## Start Available data

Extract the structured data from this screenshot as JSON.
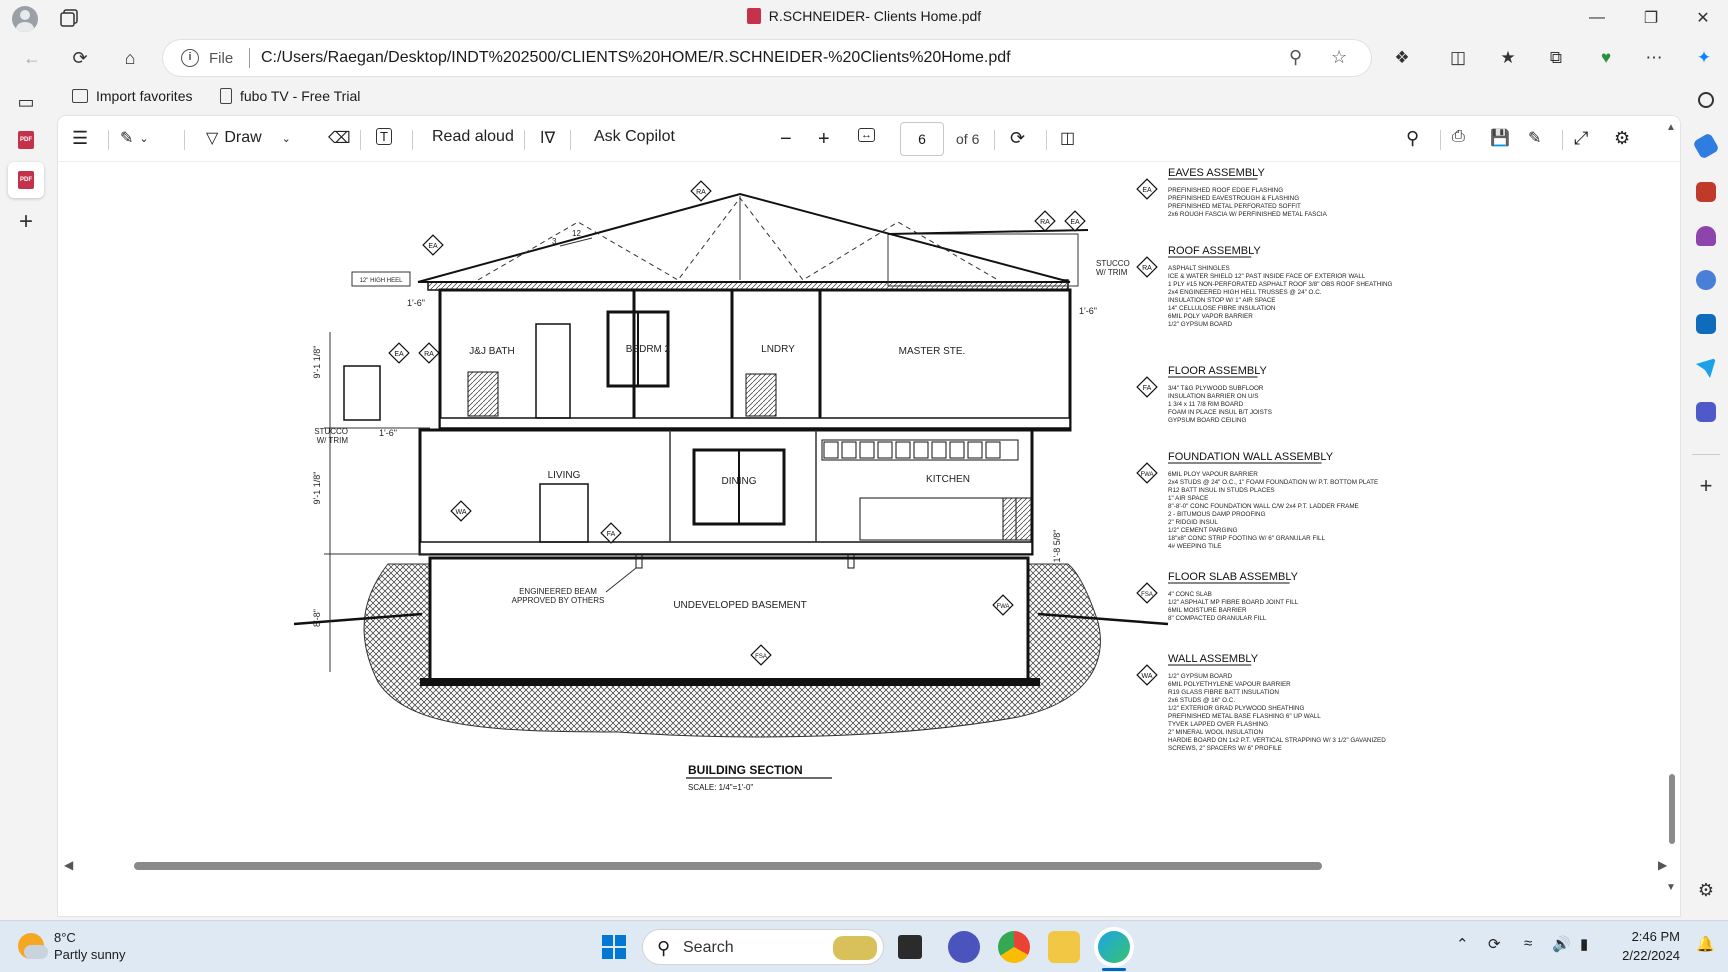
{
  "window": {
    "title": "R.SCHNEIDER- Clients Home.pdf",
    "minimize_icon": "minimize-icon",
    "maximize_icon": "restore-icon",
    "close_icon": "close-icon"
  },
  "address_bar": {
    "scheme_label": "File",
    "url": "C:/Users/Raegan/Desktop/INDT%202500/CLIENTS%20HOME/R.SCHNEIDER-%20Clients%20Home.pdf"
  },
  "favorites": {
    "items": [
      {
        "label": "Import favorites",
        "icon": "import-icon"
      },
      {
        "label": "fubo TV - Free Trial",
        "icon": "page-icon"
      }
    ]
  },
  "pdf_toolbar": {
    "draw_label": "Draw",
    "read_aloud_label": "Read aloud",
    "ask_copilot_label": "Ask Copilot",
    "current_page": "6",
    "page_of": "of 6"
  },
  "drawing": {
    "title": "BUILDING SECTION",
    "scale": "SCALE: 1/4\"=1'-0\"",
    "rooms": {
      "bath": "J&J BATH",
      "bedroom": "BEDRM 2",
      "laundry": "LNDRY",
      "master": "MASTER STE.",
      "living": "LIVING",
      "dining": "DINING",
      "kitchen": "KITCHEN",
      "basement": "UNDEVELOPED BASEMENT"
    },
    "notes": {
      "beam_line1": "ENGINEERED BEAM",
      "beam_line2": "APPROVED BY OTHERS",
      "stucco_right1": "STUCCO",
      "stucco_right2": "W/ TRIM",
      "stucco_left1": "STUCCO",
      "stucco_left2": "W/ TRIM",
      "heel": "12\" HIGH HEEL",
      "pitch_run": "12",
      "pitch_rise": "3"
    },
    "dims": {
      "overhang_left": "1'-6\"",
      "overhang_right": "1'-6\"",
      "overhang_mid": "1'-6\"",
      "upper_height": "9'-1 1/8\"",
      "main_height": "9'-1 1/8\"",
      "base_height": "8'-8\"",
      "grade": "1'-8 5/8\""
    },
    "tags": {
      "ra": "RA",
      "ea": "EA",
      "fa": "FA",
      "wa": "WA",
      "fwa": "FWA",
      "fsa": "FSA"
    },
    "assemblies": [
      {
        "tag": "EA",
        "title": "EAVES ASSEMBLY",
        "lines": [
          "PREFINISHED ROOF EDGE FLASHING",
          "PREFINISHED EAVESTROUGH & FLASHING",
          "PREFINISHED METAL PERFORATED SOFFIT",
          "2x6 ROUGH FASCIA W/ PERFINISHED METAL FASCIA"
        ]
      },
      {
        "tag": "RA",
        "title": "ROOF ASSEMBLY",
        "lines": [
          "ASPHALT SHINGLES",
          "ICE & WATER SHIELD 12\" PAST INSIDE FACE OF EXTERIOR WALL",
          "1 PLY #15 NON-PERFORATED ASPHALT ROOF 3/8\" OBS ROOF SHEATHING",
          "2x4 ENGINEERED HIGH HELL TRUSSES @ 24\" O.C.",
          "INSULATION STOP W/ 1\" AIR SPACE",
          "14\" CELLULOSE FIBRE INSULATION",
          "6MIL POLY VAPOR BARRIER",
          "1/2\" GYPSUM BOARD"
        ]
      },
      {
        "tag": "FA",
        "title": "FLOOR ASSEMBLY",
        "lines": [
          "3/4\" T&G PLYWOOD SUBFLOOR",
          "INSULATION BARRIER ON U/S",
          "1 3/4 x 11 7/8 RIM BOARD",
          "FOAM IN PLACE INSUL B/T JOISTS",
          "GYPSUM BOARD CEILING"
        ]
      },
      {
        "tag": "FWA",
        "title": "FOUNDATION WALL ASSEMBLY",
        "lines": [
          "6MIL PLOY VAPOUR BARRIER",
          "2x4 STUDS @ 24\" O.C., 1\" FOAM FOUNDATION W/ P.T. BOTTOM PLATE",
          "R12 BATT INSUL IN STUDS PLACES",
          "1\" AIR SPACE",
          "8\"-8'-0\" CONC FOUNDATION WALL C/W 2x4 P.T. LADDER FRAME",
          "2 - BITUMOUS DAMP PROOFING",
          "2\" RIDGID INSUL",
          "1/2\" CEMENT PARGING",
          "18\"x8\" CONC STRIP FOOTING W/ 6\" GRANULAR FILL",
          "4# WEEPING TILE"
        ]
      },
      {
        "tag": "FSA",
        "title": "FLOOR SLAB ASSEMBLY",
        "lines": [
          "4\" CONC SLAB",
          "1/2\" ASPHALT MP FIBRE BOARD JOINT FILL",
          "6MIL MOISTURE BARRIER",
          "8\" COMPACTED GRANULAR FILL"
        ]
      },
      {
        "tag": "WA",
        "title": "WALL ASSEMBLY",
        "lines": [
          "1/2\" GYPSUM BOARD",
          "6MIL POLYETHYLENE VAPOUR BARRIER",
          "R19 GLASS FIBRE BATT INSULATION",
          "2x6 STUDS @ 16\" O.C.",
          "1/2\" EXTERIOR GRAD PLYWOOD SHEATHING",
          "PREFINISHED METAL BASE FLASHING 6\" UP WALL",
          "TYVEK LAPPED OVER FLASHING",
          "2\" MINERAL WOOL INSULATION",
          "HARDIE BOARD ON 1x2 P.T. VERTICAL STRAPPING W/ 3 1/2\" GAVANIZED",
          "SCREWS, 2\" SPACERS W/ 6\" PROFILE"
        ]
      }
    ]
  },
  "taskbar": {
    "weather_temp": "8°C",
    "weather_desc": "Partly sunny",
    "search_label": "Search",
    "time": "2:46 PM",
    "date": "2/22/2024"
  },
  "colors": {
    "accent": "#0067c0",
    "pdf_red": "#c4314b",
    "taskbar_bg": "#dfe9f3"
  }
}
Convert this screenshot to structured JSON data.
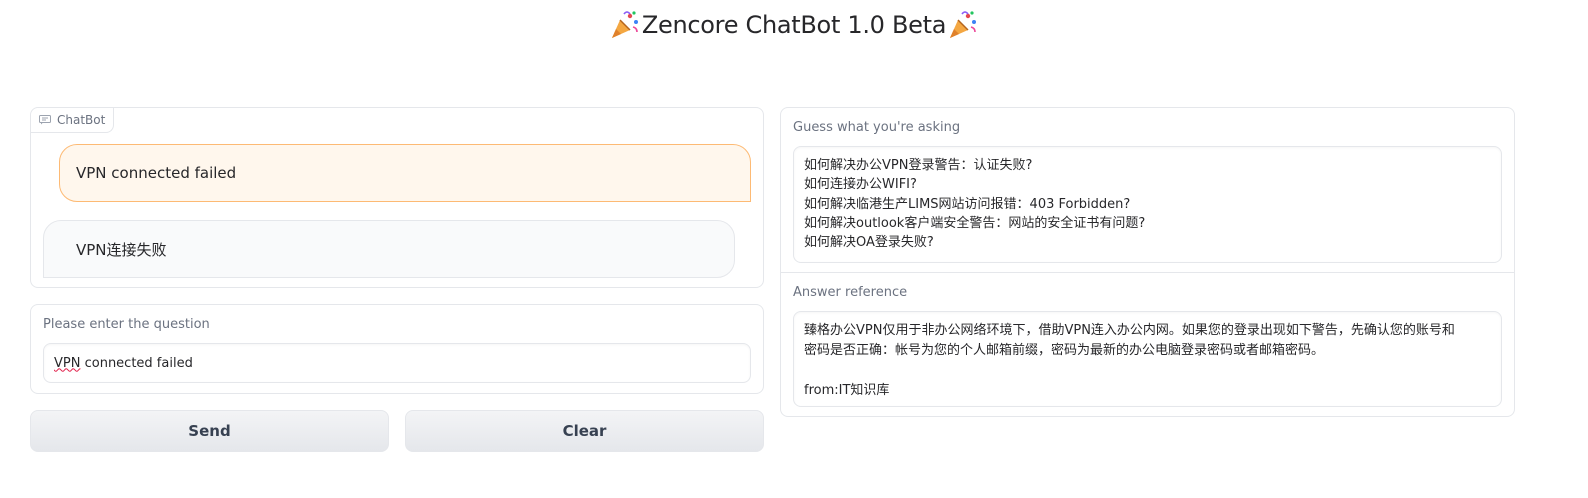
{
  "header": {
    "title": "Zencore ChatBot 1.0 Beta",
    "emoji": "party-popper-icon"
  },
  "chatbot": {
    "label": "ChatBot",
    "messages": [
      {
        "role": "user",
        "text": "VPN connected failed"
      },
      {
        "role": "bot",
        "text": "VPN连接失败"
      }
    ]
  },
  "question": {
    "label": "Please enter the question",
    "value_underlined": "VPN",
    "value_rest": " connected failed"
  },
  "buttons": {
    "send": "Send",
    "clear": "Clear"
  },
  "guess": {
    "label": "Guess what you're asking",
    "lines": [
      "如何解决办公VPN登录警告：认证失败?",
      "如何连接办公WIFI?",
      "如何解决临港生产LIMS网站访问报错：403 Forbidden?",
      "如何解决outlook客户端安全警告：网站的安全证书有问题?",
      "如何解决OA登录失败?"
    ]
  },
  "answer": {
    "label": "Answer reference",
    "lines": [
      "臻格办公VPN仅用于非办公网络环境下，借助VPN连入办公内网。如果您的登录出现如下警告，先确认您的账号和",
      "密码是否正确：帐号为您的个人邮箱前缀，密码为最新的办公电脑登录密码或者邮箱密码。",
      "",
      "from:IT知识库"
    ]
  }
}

## End Available data

**Task to complete:** Using the listing above, say how many of its lines contain the string "WALL", giving nothing but the figure.

**Task answer:** 5